DIRECTION: Below are the records; reproduce all of them exactly but without any images.

========================================================================

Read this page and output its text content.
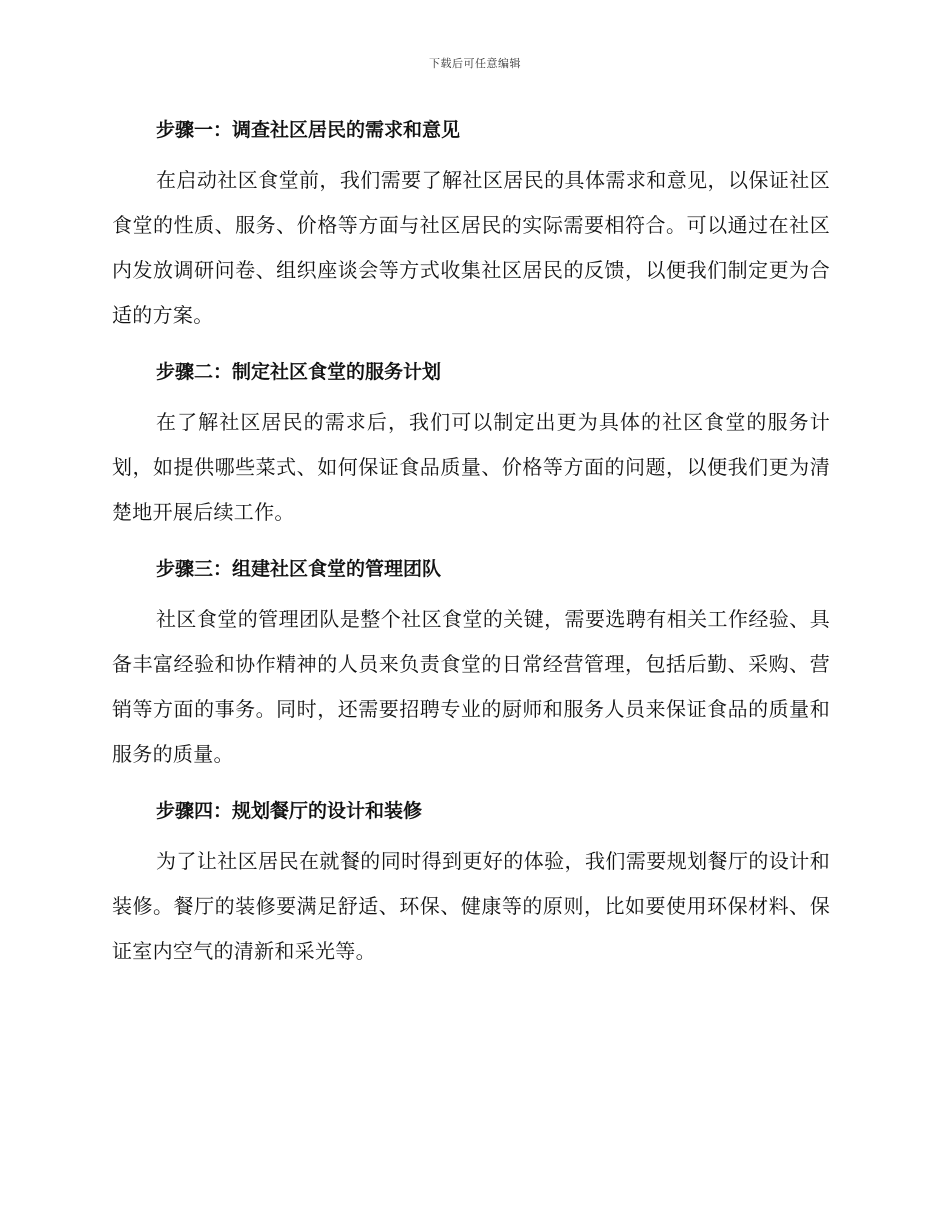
下载后可任意编辑
步骤一：调查社区居民的需求和意见

在启动社区食堂前，我们需要了解社区居民的具体需求和意见，以保证社区食堂的性质、服务、价格等方面与社区居民的实际需要相符合。可以通过在社区内发放调研问卷、组织座谈会等方式收集社区居民的反馈，以便我们制定更为合适的方案。

步骤二：制定社区食堂的服务计划

在了解社区居民的需求后，我们可以制定出更为具体的社区食堂的服务计划，如提供哪些菜式、如何保证食品质量、价格等方面的问题，以便我们更为清楚地开展后续工作。

步骤三：组建社区食堂的管理团队

社区食堂的管理团队是整个社区食堂的关键，需要选聘有相关工作经验、具备丰富经验和协作精神的人员来负责食堂的日常经营管理，包括后勤、采购、营销等方面的事务。同时，还需要招聘专业的厨师和服务人员来保证食品的质量和服务的质量。

步骤四：规划餐厅的设计和装修

为了让社区居民在就餐的同时得到更好的体验，我们需要规划餐厅的设计和装修。餐厅的装修要满足舒适、环保、健康等的原则，比如要使用环保材料、保证室内空气的清新和采光等。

========================================================================

FINAL RESULT:
Read this page and output its text content.
下载后可任意编辑
步骤一：调查社区居民的需求和意见

在启动社区食堂前，我们需要了解社区居民的具体需求和意见，以保证社区食堂的性质、服务、价格等方面与社区居民的实际需要相符合。可以通过在社区内发放调研问卷、组织座谈会等方式收集社区居民的反馈，以便我们制定更为合适的方案。

步骤二：制定社区食堂的服务计划

在了解社区居民的需求后，我们可以制定出更为具体的社区食堂的服务计划，如提供哪些菜式、如何保证食品质量、价格等方面的问题，以便我们更为清楚地开展后续工作。

步骤三：组建社区食堂的管理团队

社区食堂的管理团队是整个社区食堂的关键，需要选聘有相关工作经验、具备丰富经验和协作精神的人员来负责食堂的日常经营管理，包括后勤、采购、营销等方面的事务。同时，还需要招聘专业的厨师和服务人员来保证食品的质量和服务的质量。

步骤四：规划餐厅的设计和装修

为了让社区居民在就餐的同时得到更好的体验，我们需要规划餐厅的设计和装修。餐厅的装修要满足舒适、环保、健康等的原则，比如要使用环保材料、保证室内空气的清新和采光等。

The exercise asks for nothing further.